[Start of Given records]

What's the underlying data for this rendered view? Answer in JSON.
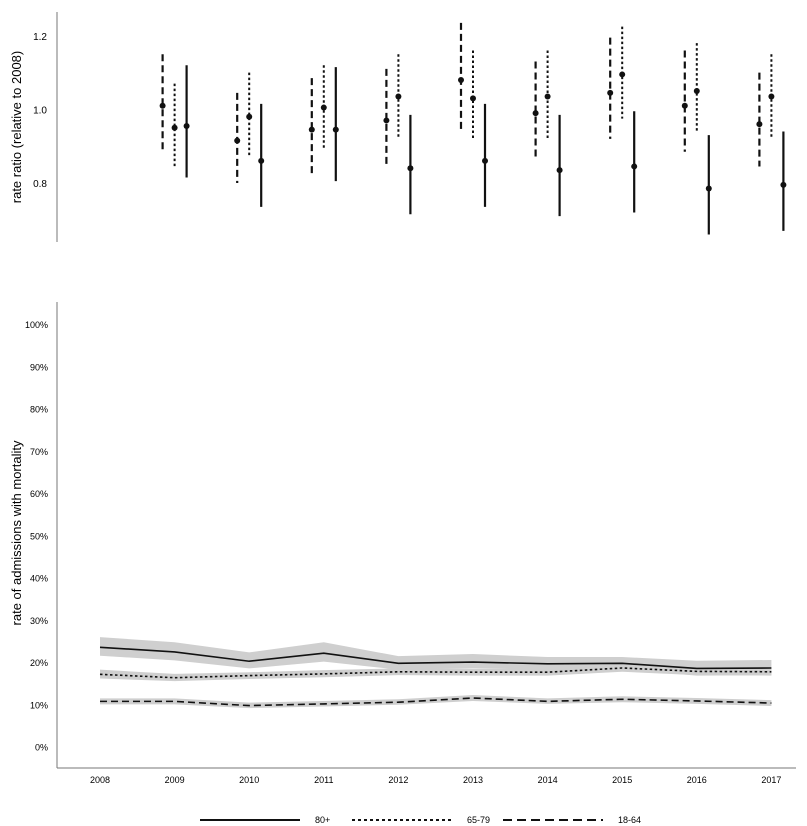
{
  "chart_data": [
    {
      "type": "errorbar",
      "ylabel": "rate ratio (relative to 2008)",
      "xlabel": "",
      "ylim": [
        0.62,
        1.26
      ],
      "yticks": [
        0.8,
        1.0,
        1.2
      ],
      "ytick_labels": [
        "0.8",
        "1.0",
        "1.2"
      ],
      "grid": false,
      "categories": [
        "2009",
        "2010",
        "2011",
        "2012",
        "2013",
        "2014",
        "2015",
        "2016",
        "2017"
      ],
      "series": [
        {
          "linestyle": "dashed",
          "values": [
            1.01,
            0.915,
            0.945,
            0.97,
            1.08,
            0.99,
            1.045,
            1.01,
            0.96
          ],
          "lower": [
            0.885,
            0.8,
            0.825,
            0.85,
            0.945,
            0.865,
            0.92,
            0.885,
            0.845
          ],
          "upper": [
            1.15,
            1.045,
            1.085,
            1.11,
            1.235,
            1.13,
            1.195,
            1.16,
            1.1
          ]
        },
        {
          "linestyle": "dotted",
          "values": [
            0.95,
            0.98,
            1.005,
            1.035,
            1.03,
            1.035,
            1.095,
            1.05,
            1.035
          ],
          "lower": [
            0.845,
            0.875,
            0.89,
            0.925,
            0.92,
            0.92,
            0.975,
            0.94,
            0.925
          ],
          "upper": [
            1.07,
            1.1,
            1.12,
            1.15,
            1.16,
            1.16,
            1.225,
            1.18,
            1.15
          ]
        },
        {
          "linestyle": "solid",
          "values": [
            0.955,
            0.86,
            0.945,
            0.84,
            0.86,
            0.835,
            0.845,
            0.785,
            0.795
          ],
          "lower": [
            0.815,
            0.735,
            0.805,
            0.715,
            0.735,
            0.71,
            0.72,
            0.66,
            0.67
          ],
          "upper": [
            1.12,
            1.015,
            1.115,
            0.985,
            1.015,
            0.985,
            0.995,
            0.93,
            0.94
          ]
        }
      ]
    },
    {
      "type": "line",
      "ylabel": "rate of admissions with mortality",
      "xlabel": "",
      "ylim": [
        0,
        105
      ],
      "yticks": [
        0,
        10,
        20,
        30,
        40,
        50,
        60,
        70,
        80,
        90,
        100
      ],
      "ytick_labels": [
        "0%",
        "10%",
        "20%",
        "30%",
        "40%",
        "50%",
        "60%",
        "70%",
        "80%",
        "90%",
        "100%"
      ],
      "x": [
        "2008",
        "2009",
        "2010",
        "2011",
        "2012",
        "2013",
        "2014",
        "2015",
        "2016",
        "2017"
      ],
      "grid": false,
      "confidence_band": true,
      "legend_position": "bottom",
      "series": [
        {
          "name": "80+",
          "linestyle": "solid",
          "values": [
            23.6,
            22.5,
            20.3,
            22.2,
            19.8,
            20.1,
            19.7,
            19.8,
            18.6,
            18.7
          ],
          "lower": [
            21.6,
            20.5,
            18.6,
            20.2,
            18.3,
            18.6,
            18.3,
            18.4,
            16.9,
            17.0
          ],
          "upper": [
            26.0,
            24.8,
            22.4,
            24.8,
            21.5,
            22.0,
            21.3,
            21.3,
            20.4,
            20.6
          ]
        },
        {
          "name": "65-79",
          "linestyle": "dotted",
          "values": [
            17.2,
            16.4,
            16.9,
            17.3,
            17.8,
            17.7,
            17.7,
            18.7,
            17.9,
            17.8
          ],
          "lower": [
            16.2,
            15.6,
            16.1,
            16.5,
            17.0,
            16.9,
            16.9,
            17.8,
            17.0,
            16.9
          ],
          "upper": [
            18.3,
            17.3,
            17.7,
            18.2,
            18.6,
            18.5,
            18.5,
            19.7,
            18.8,
            18.7
          ]
        },
        {
          "name": "18-64",
          "linestyle": "dashed",
          "values": [
            10.8,
            10.8,
            9.8,
            10.2,
            10.6,
            11.6,
            10.8,
            11.3,
            10.9,
            10.4
          ],
          "lower": [
            10.1,
            10.1,
            9.2,
            9.6,
            10.0,
            10.9,
            10.2,
            10.6,
            10.2,
            9.7
          ],
          "upper": [
            11.5,
            11.5,
            10.5,
            10.9,
            11.3,
            12.3,
            11.5,
            12.0,
            11.6,
            11.1
          ]
        }
      ]
    }
  ],
  "colors": {
    "line": "#111111",
    "band": "#cfcfcf",
    "axis": "#777777"
  }
}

[End of Given records]

* _Your instructions_: Without the pictures, print the whole listing exactly as given.

* _Problem solution_:
What's the underlying data for this rendered view? Answer in JSON.
{
  "chart_data": [
    {
      "type": "errorbar",
      "ylabel": "rate ratio (relative to 2008)",
      "xlabel": "",
      "ylim": [
        0.62,
        1.26
      ],
      "yticks": [
        0.8,
        1.0,
        1.2
      ],
      "ytick_labels": [
        "0.8",
        "1.0",
        "1.2"
      ],
      "grid": false,
      "categories": [
        "2009",
        "2010",
        "2011",
        "2012",
        "2013",
        "2014",
        "2015",
        "2016",
        "2017"
      ],
      "series": [
        {
          "linestyle": "dashed",
          "values": [
            1.01,
            0.915,
            0.945,
            0.97,
            1.08,
            0.99,
            1.045,
            1.01,
            0.96
          ],
          "lower": [
            0.885,
            0.8,
            0.825,
            0.85,
            0.945,
            0.865,
            0.92,
            0.885,
            0.845
          ],
          "upper": [
            1.15,
            1.045,
            1.085,
            1.11,
            1.235,
            1.13,
            1.195,
            1.16,
            1.1
          ]
        },
        {
          "linestyle": "dotted",
          "values": [
            0.95,
            0.98,
            1.005,
            1.035,
            1.03,
            1.035,
            1.095,
            1.05,
            1.035
          ],
          "lower": [
            0.845,
            0.875,
            0.89,
            0.925,
            0.92,
            0.92,
            0.975,
            0.94,
            0.925
          ],
          "upper": [
            1.07,
            1.1,
            1.12,
            1.15,
            1.16,
            1.16,
            1.225,
            1.18,
            1.15
          ]
        },
        {
          "linestyle": "solid",
          "values": [
            0.955,
            0.86,
            0.945,
            0.84,
            0.86,
            0.835,
            0.845,
            0.785,
            0.795
          ],
          "lower": [
            0.815,
            0.735,
            0.805,
            0.715,
            0.735,
            0.71,
            0.72,
            0.66,
            0.67
          ],
          "upper": [
            1.12,
            1.015,
            1.115,
            0.985,
            1.015,
            0.985,
            0.995,
            0.93,
            0.94
          ]
        }
      ]
    },
    {
      "type": "line",
      "ylabel": "rate of admissions with mortality",
      "xlabel": "",
      "ylim": [
        0,
        105
      ],
      "yticks": [
        0,
        10,
        20,
        30,
        40,
        50,
        60,
        70,
        80,
        90,
        100
      ],
      "ytick_labels": [
        "0%",
        "10%",
        "20%",
        "30%",
        "40%",
        "50%",
        "60%",
        "70%",
        "80%",
        "90%",
        "100%"
      ],
      "x": [
        "2008",
        "2009",
        "2010",
        "2011",
        "2012",
        "2013",
        "2014",
        "2015",
        "2016",
        "2017"
      ],
      "grid": false,
      "confidence_band": true,
      "legend_position": "bottom",
      "series": [
        {
          "name": "80+",
          "linestyle": "solid",
          "values": [
            23.6,
            22.5,
            20.3,
            22.2,
            19.8,
            20.1,
            19.7,
            19.8,
            18.6,
            18.7
          ],
          "lower": [
            21.6,
            20.5,
            18.6,
            20.2,
            18.3,
            18.6,
            18.3,
            18.4,
            16.9,
            17.0
          ],
          "upper": [
            26.0,
            24.8,
            22.4,
            24.8,
            21.5,
            22.0,
            21.3,
            21.3,
            20.4,
            20.6
          ]
        },
        {
          "name": "65-79",
          "linestyle": "dotted",
          "values": [
            17.2,
            16.4,
            16.9,
            17.3,
            17.8,
            17.7,
            17.7,
            18.7,
            17.9,
            17.8
          ],
          "lower": [
            16.2,
            15.6,
            16.1,
            16.5,
            17.0,
            16.9,
            16.9,
            17.8,
            17.0,
            16.9
          ],
          "upper": [
            18.3,
            17.3,
            17.7,
            18.2,
            18.6,
            18.5,
            18.5,
            19.7,
            18.8,
            18.7
          ]
        },
        {
          "name": "18-64",
          "linestyle": "dashed",
          "values": [
            10.8,
            10.8,
            9.8,
            10.2,
            10.6,
            11.6,
            10.8,
            11.3,
            10.9,
            10.4
          ],
          "lower": [
            10.1,
            10.1,
            9.2,
            9.6,
            10.0,
            10.9,
            10.2,
            10.6,
            10.2,
            9.7
          ],
          "upper": [
            11.5,
            11.5,
            10.5,
            10.9,
            11.3,
            12.3,
            11.5,
            12.0,
            11.6,
            11.1
          ]
        }
      ]
    }
  ],
  "colors": {
    "line": "#111111",
    "band": "#cfcfcf",
    "axis": "#777777"
  }
}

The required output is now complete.